• What is asked
From the listing below, work out how many lines contain "Распределение". Reply with that number only.

----

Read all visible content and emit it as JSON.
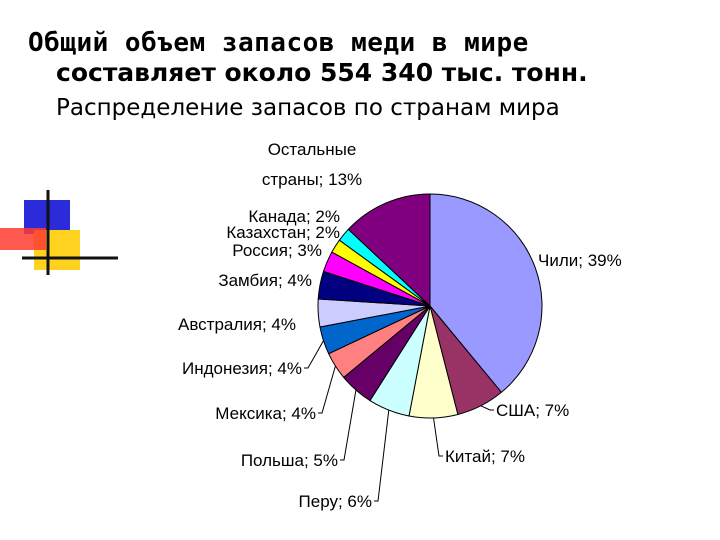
{
  "header": {
    "title_line1": "Общий объем запасов меди в мире",
    "title_line2": "составляет около 554 340 тыс. тонн.",
    "subtitle": "Распределение запасов по странам мира"
  },
  "chart_data": {
    "type": "pie",
    "title": "Распределение запасов по странам мира",
    "slices": [
      {
        "label": "Чили; 39%",
        "name": "Чили",
        "value": 39,
        "color": "#9999FF"
      },
      {
        "label": "США; 7%",
        "name": "США",
        "value": 7,
        "color": "#993366"
      },
      {
        "label": "Китай; 7%",
        "name": "Китай",
        "value": 7,
        "color": "#FFFFCC"
      },
      {
        "label": "Перу; 6%",
        "name": "Перу",
        "value": 6,
        "color": "#CCFFFF"
      },
      {
        "label": "Польша; 5%",
        "name": "Польша",
        "value": 5,
        "color": "#660066"
      },
      {
        "label": "Мексика; 4%",
        "name": "Мексика",
        "value": 4,
        "color": "#FF8080"
      },
      {
        "label": "Индонезия; 4%",
        "name": "Индонезия",
        "value": 4,
        "color": "#0066CC"
      },
      {
        "label": "Австралия; 4%",
        "name": "Австралия",
        "value": 4,
        "color": "#CCCCFF"
      },
      {
        "label": "Замбия; 4%",
        "name": "Замбия",
        "value": 4,
        "color": "#000080"
      },
      {
        "label": "Россия; 3%",
        "name": "Россия",
        "value": 3,
        "color": "#FF00FF"
      },
      {
        "label": "Казахстан; 2%",
        "name": "Казахстан",
        "value": 2,
        "color": "#FFFF00"
      },
      {
        "label": "Канада; 2%",
        "name": "Канада",
        "value": 2,
        "color": "#00FFFF"
      },
      {
        "label_lines": [
          "Остальные",
          "страны; 13%"
        ],
        "name": "Остальные страны",
        "value": 13,
        "color": "#800080"
      }
    ]
  }
}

----

• Complete answer
2